▶ **Work to do**
Restate each of the lines given below, word for word.

-- BEGIN Given information --

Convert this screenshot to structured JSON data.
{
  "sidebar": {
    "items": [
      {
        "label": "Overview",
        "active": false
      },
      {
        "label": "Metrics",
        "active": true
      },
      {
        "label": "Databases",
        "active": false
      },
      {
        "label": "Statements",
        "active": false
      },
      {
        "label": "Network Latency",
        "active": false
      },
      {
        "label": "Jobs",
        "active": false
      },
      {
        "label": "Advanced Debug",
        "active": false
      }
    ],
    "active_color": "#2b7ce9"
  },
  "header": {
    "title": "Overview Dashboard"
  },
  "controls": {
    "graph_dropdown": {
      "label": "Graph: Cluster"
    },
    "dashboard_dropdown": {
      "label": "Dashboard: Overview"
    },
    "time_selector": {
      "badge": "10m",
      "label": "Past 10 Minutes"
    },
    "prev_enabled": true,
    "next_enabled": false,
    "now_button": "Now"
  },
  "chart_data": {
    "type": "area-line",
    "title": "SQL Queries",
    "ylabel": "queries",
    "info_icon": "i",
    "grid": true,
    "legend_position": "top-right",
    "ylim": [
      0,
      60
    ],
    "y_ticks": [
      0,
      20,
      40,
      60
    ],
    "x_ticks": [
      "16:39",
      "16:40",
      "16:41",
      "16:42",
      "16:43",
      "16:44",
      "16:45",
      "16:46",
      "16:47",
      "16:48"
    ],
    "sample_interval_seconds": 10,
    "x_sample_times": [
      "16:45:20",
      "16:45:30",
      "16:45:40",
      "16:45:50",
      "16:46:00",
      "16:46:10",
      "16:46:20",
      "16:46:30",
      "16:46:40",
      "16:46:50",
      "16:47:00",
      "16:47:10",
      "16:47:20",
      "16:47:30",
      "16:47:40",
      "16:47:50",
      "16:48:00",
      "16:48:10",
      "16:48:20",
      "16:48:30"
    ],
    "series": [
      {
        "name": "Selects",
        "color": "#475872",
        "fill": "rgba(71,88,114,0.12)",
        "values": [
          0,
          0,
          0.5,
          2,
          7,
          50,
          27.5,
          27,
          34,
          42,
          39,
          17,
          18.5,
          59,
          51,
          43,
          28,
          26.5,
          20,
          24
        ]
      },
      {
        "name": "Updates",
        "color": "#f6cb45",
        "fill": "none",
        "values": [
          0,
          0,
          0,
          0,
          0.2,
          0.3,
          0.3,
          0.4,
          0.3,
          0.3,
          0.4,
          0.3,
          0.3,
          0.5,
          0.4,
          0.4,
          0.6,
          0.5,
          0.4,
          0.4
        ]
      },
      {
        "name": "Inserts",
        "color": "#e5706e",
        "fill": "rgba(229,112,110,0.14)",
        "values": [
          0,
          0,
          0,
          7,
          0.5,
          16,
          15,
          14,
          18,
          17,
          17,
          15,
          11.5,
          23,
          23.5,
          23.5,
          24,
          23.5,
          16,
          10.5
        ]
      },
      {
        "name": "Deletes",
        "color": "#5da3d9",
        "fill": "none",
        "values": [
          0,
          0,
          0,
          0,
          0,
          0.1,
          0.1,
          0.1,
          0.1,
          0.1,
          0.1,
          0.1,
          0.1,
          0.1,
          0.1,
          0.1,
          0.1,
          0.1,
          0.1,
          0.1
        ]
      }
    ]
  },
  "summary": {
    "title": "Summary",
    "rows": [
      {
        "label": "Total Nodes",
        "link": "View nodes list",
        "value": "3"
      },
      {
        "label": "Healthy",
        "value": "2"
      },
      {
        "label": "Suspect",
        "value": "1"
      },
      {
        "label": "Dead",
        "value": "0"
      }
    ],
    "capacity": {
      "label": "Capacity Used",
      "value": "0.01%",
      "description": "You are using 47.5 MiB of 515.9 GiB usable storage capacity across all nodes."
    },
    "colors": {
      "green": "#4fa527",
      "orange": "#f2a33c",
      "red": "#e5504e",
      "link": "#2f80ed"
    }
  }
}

-- END Given information --

▶ **Task response**
Convert this screenshot to structured JSON data.
{
  "sidebar": {
    "items": [
      {
        "label": "Overview",
        "active": false
      },
      {
        "label": "Metrics",
        "active": true
      },
      {
        "label": "Databases",
        "active": false
      },
      {
        "label": "Statements",
        "active": false
      },
      {
        "label": "Network Latency",
        "active": false
      },
      {
        "label": "Jobs",
        "active": false
      },
      {
        "label": "Advanced Debug",
        "active": false
      }
    ],
    "active_color": "#2b7ce9"
  },
  "header": {
    "title": "Overview Dashboard"
  },
  "controls": {
    "graph_dropdown": {
      "label": "Graph: Cluster"
    },
    "dashboard_dropdown": {
      "label": "Dashboard: Overview"
    },
    "time_selector": {
      "badge": "10m",
      "label": "Past 10 Minutes"
    },
    "prev_enabled": true,
    "next_enabled": false,
    "now_button": "Now"
  },
  "chart_data": {
    "type": "area-line",
    "title": "SQL Queries",
    "ylabel": "queries",
    "info_icon": "i",
    "grid": true,
    "legend_position": "top-right",
    "ylim": [
      0,
      60
    ],
    "y_ticks": [
      0,
      20,
      40,
      60
    ],
    "x_ticks": [
      "16:39",
      "16:40",
      "16:41",
      "16:42",
      "16:43",
      "16:44",
      "16:45",
      "16:46",
      "16:47",
      "16:48"
    ],
    "sample_interval_seconds": 10,
    "x_sample_times": [
      "16:45:20",
      "16:45:30",
      "16:45:40",
      "16:45:50",
      "16:46:00",
      "16:46:10",
      "16:46:20",
      "16:46:30",
      "16:46:40",
      "16:46:50",
      "16:47:00",
      "16:47:10",
      "16:47:20",
      "16:47:30",
      "16:47:40",
      "16:47:50",
      "16:48:00",
      "16:48:10",
      "16:48:20",
      "16:48:30"
    ],
    "series": [
      {
        "name": "Selects",
        "color": "#475872",
        "fill": "rgba(71,88,114,0.12)",
        "values": [
          0,
          0,
          0.5,
          2,
          7,
          50,
          27.5,
          27,
          34,
          42,
          39,
          17,
          18.5,
          59,
          51,
          43,
          28,
          26.5,
          20,
          24
        ]
      },
      {
        "name": "Updates",
        "color": "#f6cb45",
        "fill": "none",
        "values": [
          0,
          0,
          0,
          0,
          0.2,
          0.3,
          0.3,
          0.4,
          0.3,
          0.3,
          0.4,
          0.3,
          0.3,
          0.5,
          0.4,
          0.4,
          0.6,
          0.5,
          0.4,
          0.4
        ]
      },
      {
        "name": "Inserts",
        "color": "#e5706e",
        "fill": "rgba(229,112,110,0.14)",
        "values": [
          0,
          0,
          0,
          7,
          0.5,
          16,
          15,
          14,
          18,
          17,
          17,
          15,
          11.5,
          23,
          23.5,
          23.5,
          24,
          23.5,
          16,
          10.5
        ]
      },
      {
        "name": "Deletes",
        "color": "#5da3d9",
        "fill": "none",
        "values": [
          0,
          0,
          0,
          0,
          0,
          0.1,
          0.1,
          0.1,
          0.1,
          0.1,
          0.1,
          0.1,
          0.1,
          0.1,
          0.1,
          0.1,
          0.1,
          0.1,
          0.1,
          0.1
        ]
      }
    ]
  },
  "summary": {
    "title": "Summary",
    "rows": [
      {
        "label": "Total Nodes",
        "link": "View nodes list",
        "value": "3"
      },
      {
        "label": "Healthy",
        "value": "2"
      },
      {
        "label": "Suspect",
        "value": "1"
      },
      {
        "label": "Dead",
        "value": "0"
      }
    ],
    "capacity": {
      "label": "Capacity Used",
      "value": "0.01%",
      "description": "You are using 47.5 MiB of 515.9 GiB usable storage capacity across all nodes."
    },
    "colors": {
      "green": "#4fa527",
      "orange": "#f2a33c",
      "red": "#e5504e",
      "link": "#2f80ed"
    }
  }
}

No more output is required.